#### [Work to do]
Your task is to give the data again, exactly, with every line intact.

(Records about charts and figures)
= = =
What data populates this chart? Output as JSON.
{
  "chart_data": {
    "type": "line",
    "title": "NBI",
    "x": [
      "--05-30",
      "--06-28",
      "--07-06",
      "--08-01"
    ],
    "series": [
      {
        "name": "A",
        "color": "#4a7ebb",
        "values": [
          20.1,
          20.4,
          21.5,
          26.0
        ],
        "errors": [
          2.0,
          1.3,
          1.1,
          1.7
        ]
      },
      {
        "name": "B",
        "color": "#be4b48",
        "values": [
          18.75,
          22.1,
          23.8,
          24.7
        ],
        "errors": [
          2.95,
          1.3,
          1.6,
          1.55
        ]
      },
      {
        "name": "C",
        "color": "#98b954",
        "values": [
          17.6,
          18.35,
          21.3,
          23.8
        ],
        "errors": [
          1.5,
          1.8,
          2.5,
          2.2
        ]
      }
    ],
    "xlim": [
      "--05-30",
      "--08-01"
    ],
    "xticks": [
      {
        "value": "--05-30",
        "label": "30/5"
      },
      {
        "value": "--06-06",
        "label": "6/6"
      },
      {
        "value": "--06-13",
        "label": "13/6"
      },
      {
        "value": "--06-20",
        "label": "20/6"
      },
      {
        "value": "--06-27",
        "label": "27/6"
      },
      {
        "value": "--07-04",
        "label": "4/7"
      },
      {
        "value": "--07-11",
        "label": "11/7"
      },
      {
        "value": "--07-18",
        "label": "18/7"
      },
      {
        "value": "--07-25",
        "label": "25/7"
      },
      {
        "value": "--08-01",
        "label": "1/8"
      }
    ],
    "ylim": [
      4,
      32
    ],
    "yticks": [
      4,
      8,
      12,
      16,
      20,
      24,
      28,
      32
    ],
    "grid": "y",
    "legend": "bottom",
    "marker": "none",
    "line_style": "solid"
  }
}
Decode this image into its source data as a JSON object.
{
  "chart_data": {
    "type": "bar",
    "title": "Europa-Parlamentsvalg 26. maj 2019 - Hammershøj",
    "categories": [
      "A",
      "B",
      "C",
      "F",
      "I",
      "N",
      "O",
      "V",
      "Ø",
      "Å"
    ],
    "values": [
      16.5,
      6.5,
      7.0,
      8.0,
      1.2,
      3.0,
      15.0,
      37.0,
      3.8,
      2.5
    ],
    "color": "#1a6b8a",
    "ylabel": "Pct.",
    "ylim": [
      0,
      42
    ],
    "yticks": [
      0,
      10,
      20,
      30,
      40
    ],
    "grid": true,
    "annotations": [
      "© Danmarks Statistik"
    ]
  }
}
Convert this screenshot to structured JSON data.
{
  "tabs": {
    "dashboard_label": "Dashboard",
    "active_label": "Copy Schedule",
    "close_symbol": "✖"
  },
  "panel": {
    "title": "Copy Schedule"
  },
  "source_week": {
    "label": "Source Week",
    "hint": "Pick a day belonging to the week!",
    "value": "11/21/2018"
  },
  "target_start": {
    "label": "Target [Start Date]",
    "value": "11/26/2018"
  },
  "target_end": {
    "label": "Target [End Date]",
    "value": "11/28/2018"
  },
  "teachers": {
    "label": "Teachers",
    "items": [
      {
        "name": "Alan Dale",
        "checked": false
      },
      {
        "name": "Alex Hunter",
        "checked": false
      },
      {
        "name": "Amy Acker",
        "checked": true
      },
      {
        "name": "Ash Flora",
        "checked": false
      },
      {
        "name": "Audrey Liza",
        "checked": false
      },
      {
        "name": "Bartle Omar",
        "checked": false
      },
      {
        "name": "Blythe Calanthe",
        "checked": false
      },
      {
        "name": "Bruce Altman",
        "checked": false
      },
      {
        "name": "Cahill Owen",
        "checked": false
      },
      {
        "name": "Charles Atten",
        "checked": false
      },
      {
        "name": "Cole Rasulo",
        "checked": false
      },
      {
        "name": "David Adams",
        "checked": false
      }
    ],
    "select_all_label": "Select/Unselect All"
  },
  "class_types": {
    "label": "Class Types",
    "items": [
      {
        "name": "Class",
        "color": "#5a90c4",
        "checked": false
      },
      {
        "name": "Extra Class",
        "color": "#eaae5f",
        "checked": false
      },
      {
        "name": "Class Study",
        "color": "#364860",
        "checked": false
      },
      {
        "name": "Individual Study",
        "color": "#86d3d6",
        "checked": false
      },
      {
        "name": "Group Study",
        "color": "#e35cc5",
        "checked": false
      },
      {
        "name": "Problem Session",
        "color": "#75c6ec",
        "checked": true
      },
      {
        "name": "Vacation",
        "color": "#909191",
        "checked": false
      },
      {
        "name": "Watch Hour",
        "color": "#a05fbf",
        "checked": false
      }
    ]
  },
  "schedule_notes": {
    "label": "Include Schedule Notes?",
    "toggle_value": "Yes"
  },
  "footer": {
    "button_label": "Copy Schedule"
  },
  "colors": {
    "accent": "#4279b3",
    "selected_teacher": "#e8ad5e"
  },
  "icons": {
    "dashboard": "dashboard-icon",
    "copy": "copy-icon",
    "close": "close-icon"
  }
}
= = =
#### [Answer below]
What data populates this chart? Output as JSON.
{
  "chart_data": {
    "type": "line",
    "title": "NBI",
    "x": [
      "--05-30",
      "--06-28",
      "--07-06",
      "--08-01"
    ],
    "series": [
      {
        "name": "A",
        "color": "#4a7ebb",
        "values": [
          20.1,
          20.4,
          21.5,
          26.0
        ],
        "errors": [
          2.0,
          1.3,
          1.1,
          1.7
        ]
      },
      {
        "name": "B",
        "color": "#be4b48",
        "values": [
          18.75,
          22.1,
          23.8,
          24.7
        ],
        "errors": [
          2.95,
          1.3,
          1.6,
          1.55
        ]
      },
      {
        "name": "C",
        "color": "#98b954",
        "values": [
          17.6,
          18.35,
          21.3,
          23.8
        ],
        "errors": [
          1.5,
          1.8,
          2.5,
          2.2
        ]
      }
    ],
    "xlim": [
      "--05-30",
      "--08-01"
    ],
    "xticks": [
      {
        "value": "--05-30",
        "label": "30/5"
      },
      {
        "value": "--06-06",
        "label": "6/6"
      },
      {
        "value": "--06-13",
        "label": "13/6"
      },
      {
        "value": "--06-20",
        "label": "20/6"
      },
      {
        "value": "--06-27",
        "label": "27/6"
      },
      {
        "value": "--07-04",
        "label": "4/7"
      },
      {
        "value": "--07-11",
        "label": "11/7"
      },
      {
        "value": "--07-18",
        "label": "18/7"
      },
      {
        "value": "--07-25",
        "label": "25/7"
      },
      {
        "value": "--08-01",
        "label": "1/8"
      }
    ],
    "ylim": [
      4,
      32
    ],
    "yticks": [
      4,
      8,
      12,
      16,
      20,
      24,
      28,
      32
    ],
    "grid": "y",
    "legend": "bottom",
    "marker": "none",
    "line_style": "solid"
  }
}
Decode this image into its source data as a JSON object.
{
  "chart_data": {
    "type": "bar",
    "title": "Europa-Parlamentsvalg 26. maj 2019 - Hammershøj",
    "categories": [
      "A",
      "B",
      "C",
      "F",
      "I",
      "N",
      "O",
      "V",
      "Ø",
      "Å"
    ],
    "values": [
      16.5,
      6.5,
      7.0,
      8.0,
      1.2,
      3.0,
      15.0,
      37.0,
      3.8,
      2.5
    ],
    "color": "#1a6b8a",
    "ylabel": "Pct.",
    "ylim": [
      0,
      42
    ],
    "yticks": [
      0,
      10,
      20,
      30,
      40
    ],
    "grid": true,
    "annotations": [
      "© Danmarks Statistik"
    ]
  }
}
Convert this screenshot to structured JSON data.
{
  "tabs": {
    "dashboard_label": "Dashboard",
    "active_label": "Copy Schedule",
    "close_symbol": "✖"
  },
  "panel": {
    "title": "Copy Schedule"
  },
  "source_week": {
    "label": "Source Week",
    "hint": "Pick a day belonging to the week!",
    "value": "11/21/2018"
  },
  "target_start": {
    "label": "Target [Start Date]",
    "value": "11/26/2018"
  },
  "target_end": {
    "label": "Target [End Date]",
    "value": "11/28/2018"
  },
  "teachers": {
    "label": "Teachers",
    "items": [
      {
        "name": "Alan Dale",
        "checked": false
      },
      {
        "name": "Alex Hunter",
        "checked": false
      },
      {
        "name": "Amy Acker",
        "checked": true
      },
      {
        "name": "Ash Flora",
        "checked": false
      },
      {
        "name": "Audrey Liza",
        "checked": false
      },
      {
        "name": "Bartle Omar",
        "checked": false
      },
      {
        "name": "Blythe Calanthe",
        "checked": false
      },
      {
        "name": "Bruce Altman",
        "checked": false
      },
      {
        "name": "Cahill Owen",
        "checked": false
      },
      {
        "name": "Charles Atten",
        "checked": false
      },
      {
        "name": "Cole Rasulo",
        "checked": false
      },
      {
        "name": "David Adams",
        "checked": false
      }
    ],
    "select_all_label": "Select/Unselect All"
  },
  "class_types": {
    "label": "Class Types",
    "items": [
      {
        "name": "Class",
        "color": "#5a90c4",
        "checked": false
      },
      {
        "name": "Extra Class",
        "color": "#eaae5f",
        "checked": false
      },
      {
        "name": "Class Study",
        "color": "#364860",
        "checked": false
      },
      {
        "name": "Individual Study",
        "color": "#86d3d6",
        "checked": false
      },
      {
        "name": "Group Study",
        "color": "#e35cc5",
        "checked": false
      },
      {
        "name": "Problem Session",
        "color": "#75c6ec",
        "checked": true
      },
      {
        "name": "Vacation",
        "color": "#909191",
        "checked": false
      },
      {
        "name": "Watch Hour",
        "color": "#a05fbf",
        "checked": false
      }
    ]
  },
  "schedule_notes": {
    "label": "Include Schedule Notes?",
    "toggle_value": "Yes"
  },
  "footer": {
    "button_label": "Copy Schedule"
  },
  "colors": {
    "accent": "#4279b3",
    "selected_teacher": "#e8ad5e"
  },
  "icons": {
    "dashboard": "dashboard-icon",
    "copy": "copy-icon",
    "close": "close-icon"
  }
}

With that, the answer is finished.